[Entries from a dataset]
··········

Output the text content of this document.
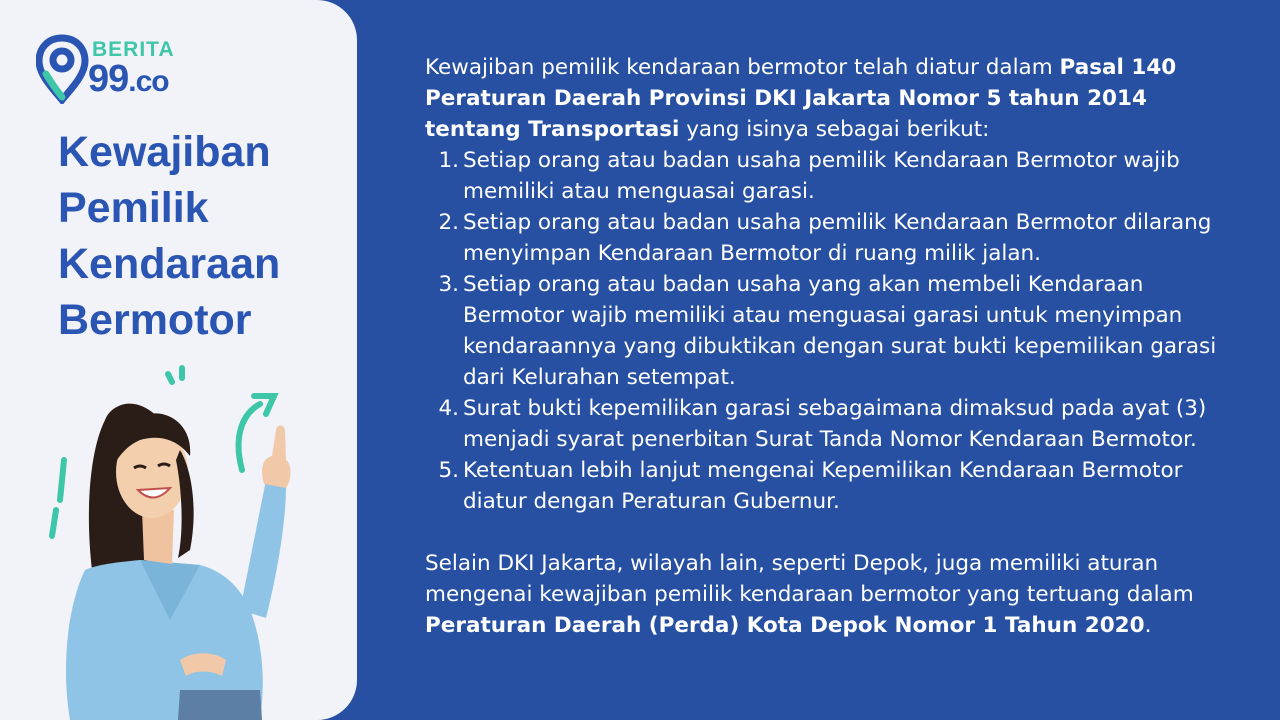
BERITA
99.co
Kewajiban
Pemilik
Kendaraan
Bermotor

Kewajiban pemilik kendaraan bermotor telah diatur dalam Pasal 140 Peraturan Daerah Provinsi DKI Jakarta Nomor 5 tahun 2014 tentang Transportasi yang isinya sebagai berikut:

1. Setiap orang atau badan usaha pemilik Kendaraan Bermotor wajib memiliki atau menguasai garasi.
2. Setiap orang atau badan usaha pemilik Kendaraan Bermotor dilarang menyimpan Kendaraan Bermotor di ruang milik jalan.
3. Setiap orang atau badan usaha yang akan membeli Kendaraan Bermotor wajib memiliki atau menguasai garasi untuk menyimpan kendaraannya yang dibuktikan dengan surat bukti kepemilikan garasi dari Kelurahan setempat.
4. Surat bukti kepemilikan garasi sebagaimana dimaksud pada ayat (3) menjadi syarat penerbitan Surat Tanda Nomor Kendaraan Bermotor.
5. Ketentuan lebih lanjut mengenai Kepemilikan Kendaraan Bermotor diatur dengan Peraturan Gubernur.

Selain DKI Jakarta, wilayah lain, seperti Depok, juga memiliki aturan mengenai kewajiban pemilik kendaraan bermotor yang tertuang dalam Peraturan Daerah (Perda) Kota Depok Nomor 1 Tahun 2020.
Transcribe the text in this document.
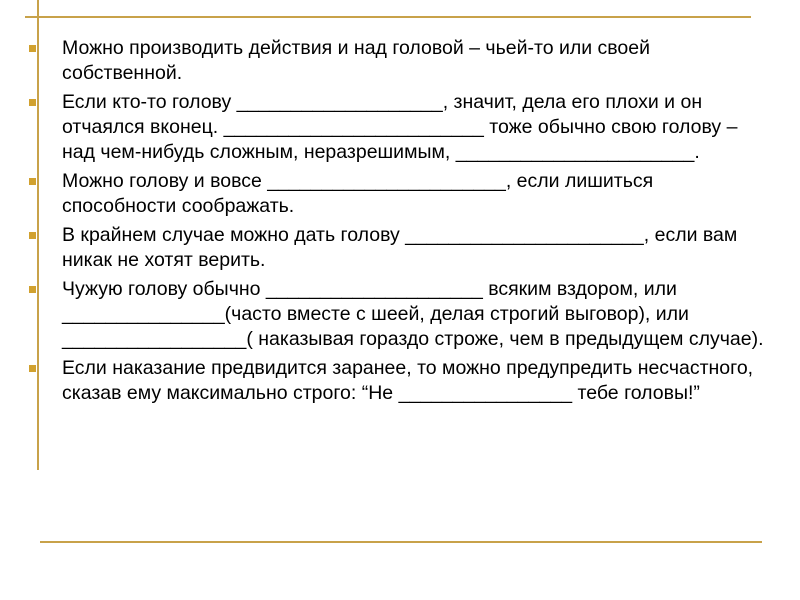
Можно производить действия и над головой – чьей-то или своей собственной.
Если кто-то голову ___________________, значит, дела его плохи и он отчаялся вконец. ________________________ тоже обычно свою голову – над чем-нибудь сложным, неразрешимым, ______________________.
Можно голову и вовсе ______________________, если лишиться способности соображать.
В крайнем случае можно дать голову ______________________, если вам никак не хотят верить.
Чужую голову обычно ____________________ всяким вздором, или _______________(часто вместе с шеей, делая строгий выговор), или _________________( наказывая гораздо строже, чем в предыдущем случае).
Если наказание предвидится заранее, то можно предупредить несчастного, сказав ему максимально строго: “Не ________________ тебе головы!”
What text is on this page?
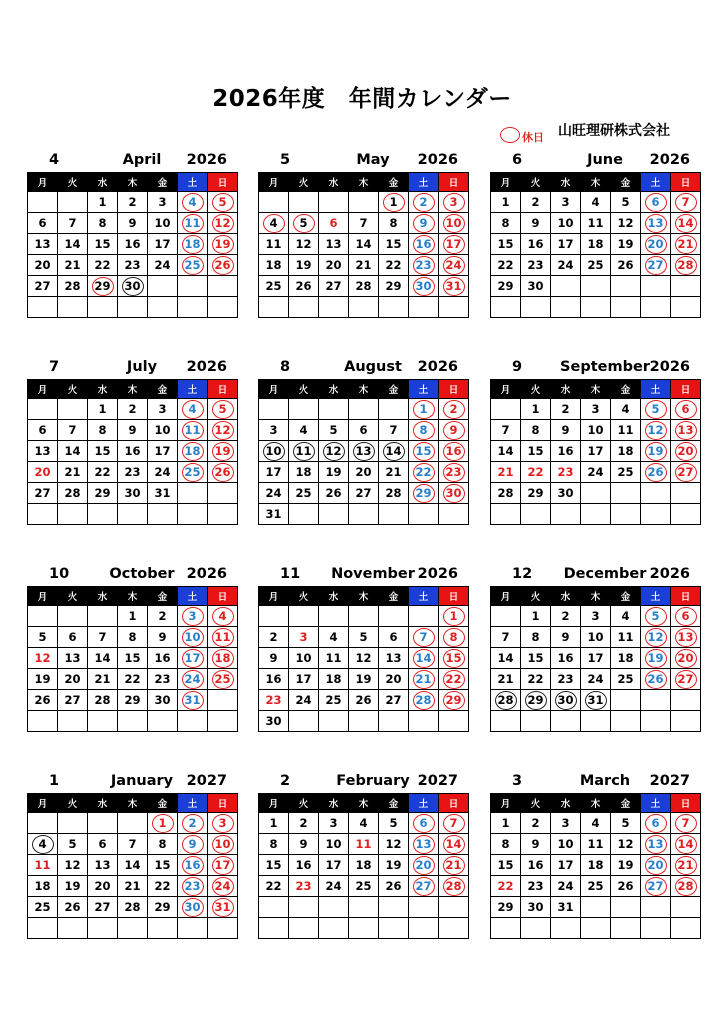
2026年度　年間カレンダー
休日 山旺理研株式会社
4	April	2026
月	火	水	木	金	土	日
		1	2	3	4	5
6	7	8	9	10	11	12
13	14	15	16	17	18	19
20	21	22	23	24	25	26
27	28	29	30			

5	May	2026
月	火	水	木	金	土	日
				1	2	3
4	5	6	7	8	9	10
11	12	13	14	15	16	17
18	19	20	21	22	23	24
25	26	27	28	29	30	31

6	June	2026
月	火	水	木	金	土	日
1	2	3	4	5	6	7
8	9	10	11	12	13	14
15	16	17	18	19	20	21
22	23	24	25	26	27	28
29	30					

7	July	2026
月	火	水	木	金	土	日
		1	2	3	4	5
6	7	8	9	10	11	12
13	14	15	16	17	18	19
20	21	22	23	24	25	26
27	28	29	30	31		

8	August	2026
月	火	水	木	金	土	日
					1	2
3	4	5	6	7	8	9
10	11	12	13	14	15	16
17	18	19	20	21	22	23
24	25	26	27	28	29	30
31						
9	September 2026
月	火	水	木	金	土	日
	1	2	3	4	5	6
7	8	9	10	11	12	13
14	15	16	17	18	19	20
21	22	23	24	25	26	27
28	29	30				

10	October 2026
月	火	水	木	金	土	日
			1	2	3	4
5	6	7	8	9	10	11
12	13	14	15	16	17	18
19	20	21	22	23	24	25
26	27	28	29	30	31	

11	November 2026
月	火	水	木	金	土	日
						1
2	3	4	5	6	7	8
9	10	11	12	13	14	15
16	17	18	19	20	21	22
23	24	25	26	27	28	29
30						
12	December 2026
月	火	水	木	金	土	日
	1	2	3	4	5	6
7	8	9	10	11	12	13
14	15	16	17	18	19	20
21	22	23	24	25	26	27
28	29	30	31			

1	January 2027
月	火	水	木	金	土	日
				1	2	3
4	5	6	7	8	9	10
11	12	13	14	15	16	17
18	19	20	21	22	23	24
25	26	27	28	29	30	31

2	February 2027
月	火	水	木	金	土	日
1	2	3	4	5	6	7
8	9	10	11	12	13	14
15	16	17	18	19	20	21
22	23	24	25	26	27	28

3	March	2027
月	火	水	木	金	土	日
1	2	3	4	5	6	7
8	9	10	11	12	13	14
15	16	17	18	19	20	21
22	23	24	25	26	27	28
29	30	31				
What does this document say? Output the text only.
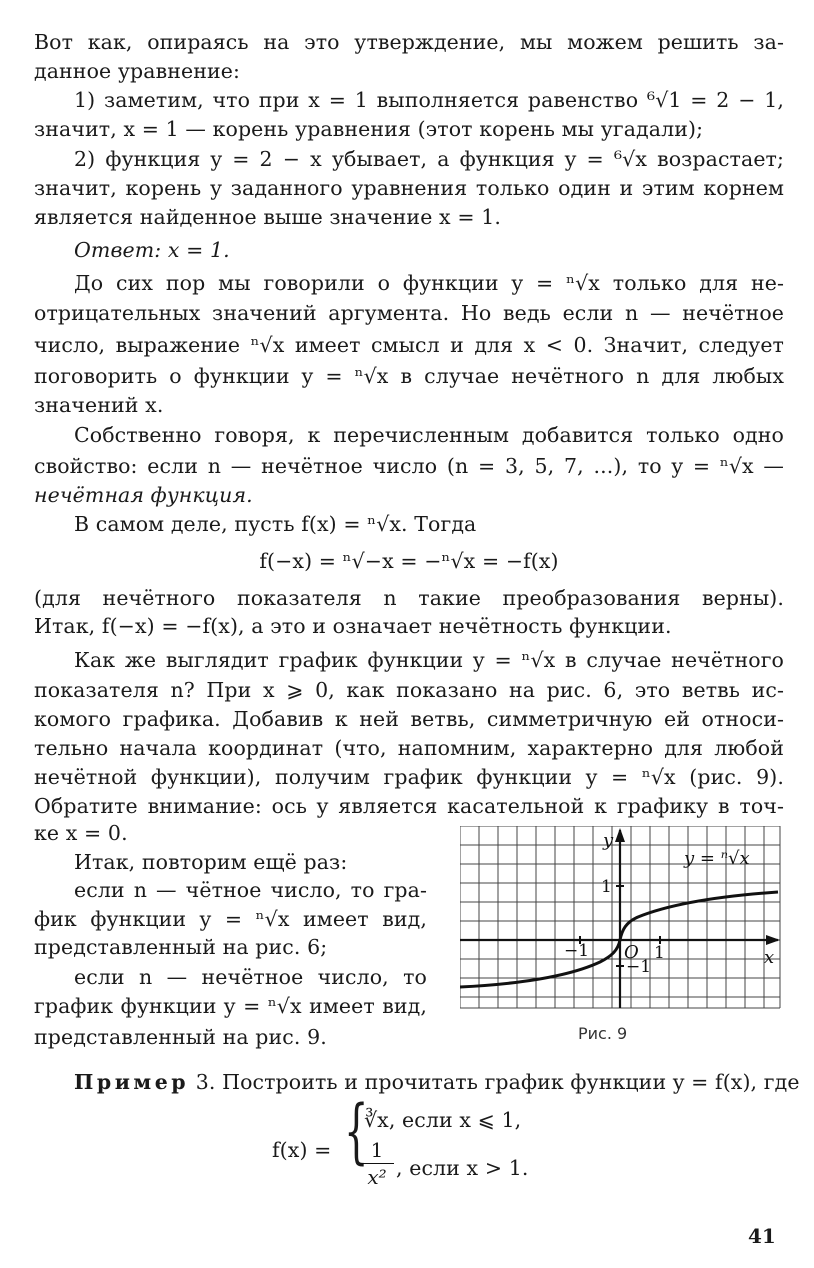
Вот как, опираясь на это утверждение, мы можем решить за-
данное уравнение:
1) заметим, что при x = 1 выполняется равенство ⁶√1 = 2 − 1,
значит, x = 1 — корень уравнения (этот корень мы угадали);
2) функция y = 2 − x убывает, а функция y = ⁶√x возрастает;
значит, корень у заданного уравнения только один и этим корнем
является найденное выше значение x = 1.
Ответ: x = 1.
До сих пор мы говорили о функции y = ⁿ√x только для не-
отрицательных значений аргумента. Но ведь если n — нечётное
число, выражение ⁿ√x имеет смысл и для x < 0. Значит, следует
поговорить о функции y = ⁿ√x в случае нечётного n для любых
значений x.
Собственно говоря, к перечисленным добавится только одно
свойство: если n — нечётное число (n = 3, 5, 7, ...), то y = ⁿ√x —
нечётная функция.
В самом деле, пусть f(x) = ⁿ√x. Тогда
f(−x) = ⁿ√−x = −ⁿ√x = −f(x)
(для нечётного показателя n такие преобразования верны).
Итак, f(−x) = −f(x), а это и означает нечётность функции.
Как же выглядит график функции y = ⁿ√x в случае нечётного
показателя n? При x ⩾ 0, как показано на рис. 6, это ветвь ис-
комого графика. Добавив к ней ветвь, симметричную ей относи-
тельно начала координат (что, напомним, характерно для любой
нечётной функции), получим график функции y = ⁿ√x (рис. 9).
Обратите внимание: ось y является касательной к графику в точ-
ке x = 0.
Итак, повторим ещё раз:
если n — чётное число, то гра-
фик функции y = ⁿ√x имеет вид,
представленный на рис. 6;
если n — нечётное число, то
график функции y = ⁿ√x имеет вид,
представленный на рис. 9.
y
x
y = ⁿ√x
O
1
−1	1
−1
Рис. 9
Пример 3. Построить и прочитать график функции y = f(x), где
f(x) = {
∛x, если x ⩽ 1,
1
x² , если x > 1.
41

··········

Goal of the exercise
Each record above should be copied character for character, with pictures dropped.

Complete answer
Output the text content of this document.
BERITA
99.co
Kewajiban
Pemilik
Kendaraan
Bermotor

Kewajiban pemilik kendaraan bermotor telah diatur dalam Pasal 140 Peraturan Daerah Provinsi DKI Jakarta Nomor 5 tahun 2014 tentang Transportasi yang isinya sebagai berikut:

1. Setiap orang atau badan usaha pemilik Kendaraan Bermotor wajib memiliki atau menguasai garasi.
2. Setiap orang atau badan usaha pemilik Kendaraan Bermotor dilarang menyimpan Kendaraan Bermotor di ruang milik jalan.
3. Setiap orang atau badan usaha yang akan membeli Kendaraan Bermotor wajib memiliki atau menguasai garasi untuk menyimpan kendaraannya yang dibuktikan dengan surat bukti kepemilikan garasi dari Kelurahan setempat.
4. Surat bukti kepemilikan garasi sebagaimana dimaksud pada ayat (3) menjadi syarat penerbitan Surat Tanda Nomor Kendaraan Bermotor.
5. Ketentuan lebih lanjut mengenai Kepemilikan Kendaraan Bermotor diatur dengan Peraturan Gubernur.

Selain DKI Jakarta, wilayah lain, seperti Depok, juga memiliki aturan mengenai kewajiban pemilik kendaraan bermotor yang tertuang dalam Peraturan Daerah (Perda) Kota Depok Nomor 1 Tahun 2020.
Transcribe the text in this document.
Можно производить действия и над головой – чьей-то или своей собственной.
Если кто-то голову ___________________, значит, дела его плохи и он отчаялся вконец. ________________________ тоже обычно свою голову – над чем-нибудь сложным, неразрешимым, ______________________.
Можно голову и вовсе ______________________, если лишиться способности соображать.
В крайнем случае можно дать голову ______________________, если вам никак не хотят верить.
Чужую голову обычно ____________________ всяким вздором, или _______________(часто вместе с шеей, делая строгий выговор), или _________________( наказывая гораздо строже, чем в предыдущем случае).
Если наказание предвидится заранее, то можно предупредить несчастного, сказав ему максимально строго: “Не ________________ тебе головы!”
What text is on this page?
2026年度　年間カレンダー
休日 山旺理研株式会社
4	April	2026
月	火	水	木	金	土	日
		1	2	3	4	5
6	7	8	9	10	11	12
13	14	15	16	17	18	19
20	21	22	23	24	25	26
27	28	29	30			

5	May	2026
月	火	水	木	金	土	日
				1	2	3
4	5	6	7	8	9	10
11	12	13	14	15	16	17
18	19	20	21	22	23	24
25	26	27	28	29	30	31

6	June	2026
月	火	水	木	金	土	日
1	2	3	4	5	6	7
8	9	10	11	12	13	14
15	16	17	18	19	20	21
22	23	24	25	26	27	28
29	30					

7	July	2026
月	火	水	木	金	土	日
		1	2	3	4	5
6	7	8	9	10	11	12
13	14	15	16	17	18	19
20	21	22	23	24	25	26
27	28	29	30	31		

8	August	2026
月	火	水	木	金	土	日
					1	2
3	4	5	6	7	8	9
10	11	12	13	14	15	16
17	18	19	20	21	22	23
24	25	26	27	28	29	30
31						
9	September 2026
月	火	水	木	金	土	日
	1	2	3	4	5	6
7	8	9	10	11	12	13
14	15	16	17	18	19	20
21	22	23	24	25	26	27
28	29	30				

10	October 2026
月	火	水	木	金	土	日
			1	2	3	4
5	6	7	8	9	10	11
12	13	14	15	16	17	18
19	20	21	22	23	24	25
26	27	28	29	30	31	

11	November 2026
月	火	水	木	金	土	日
						1
2	3	4	5	6	7	8
9	10	11	12	13	14	15
16	17	18	19	20	21	22
23	24	25	26	27	28	29
30						
12	December 2026
月	火	水	木	金	土	日
	1	2	3	4	5	6
7	8	9	10	11	12	13
14	15	16	17	18	19	20
21	22	23	24	25	26	27
28	29	30	31			

1	January 2027
月	火	水	木	金	土	日
				1	2	3
4	5	6	7	8	9	10
11	12	13	14	15	16	17
18	19	20	21	22	23	24
25	26	27	28	29	30	31

2	February 2027
月	火	水	木	金	土	日
1	2	3	4	5	6	7
8	9	10	11	12	13	14
15	16	17	18	19	20	21
22	23	24	25	26	27	28

3	March	2027
月	火	水	木	金	土	日
1	2	3	4	5	6	7
8	9	10	11	12	13	14
15	16	17	18	19	20	21
22	23	24	25	26	27	28
29	30	31				
What does this document say? Output the text only.
Вот как, опираясь на это утверждение, мы можем решить за-
данное уравнение:
1) заметим, что при x = 1 выполняется равенство ⁶√1 = 2 − 1,
значит, x = 1 — корень уравнения (этот корень мы угадали);
2) функция y = 2 − x убывает, а функция y = ⁶√x возрастает;
значит, корень у заданного уравнения только один и этим корнем
является найденное выше значение x = 1.
Ответ: x = 1.
До сих пор мы говорили о функции y = ⁿ√x только для не-
отрицательных значений аргумента. Но ведь если n — нечётное
число, выражение ⁿ√x имеет смысл и для x < 0. Значит, следует
поговорить о функции y = ⁿ√x в случае нечётного n для любых
значений x.
Собственно говоря, к перечисленным добавится только одно
свойство: если n — нечётное число (n = 3, 5, 7, ...), то y = ⁿ√x —
нечётная функция.
В самом деле, пусть f(x) = ⁿ√x. Тогда
f(−x) = ⁿ√−x = −ⁿ√x = −f(x)
(для нечётного показателя n такие преобразования верны).
Итак, f(−x) = −f(x), а это и означает нечётность функции.
Как же выглядит график функции y = ⁿ√x в случае нечётного
показателя n? При x ⩾ 0, как показано на рис. 6, это ветвь ис-
комого графика. Добавив к ней ветвь, симметричную ей относи-
тельно начала координат (что, напомним, характерно для любой
нечётной функции), получим график функции y = ⁿ√x (рис. 9).
Обратите внимание: ось y является касательной к графику в точ-
ке x = 0.
Итак, повторим ещё раз:
если n — чётное число, то гра-
фик функции y = ⁿ√x имеет вид,
представленный на рис. 6;
если n — нечётное число, то
график функции y = ⁿ√x имеет вид,
представленный на рис. 9.
y
x
y = ⁿ√x
O
1
−1	1
−1
Рис. 9
Пример 3. Построить и прочитать график функции y = f(x), где
f(x) = {
∛x, если x ⩽ 1,
1
x² , если x > 1.
41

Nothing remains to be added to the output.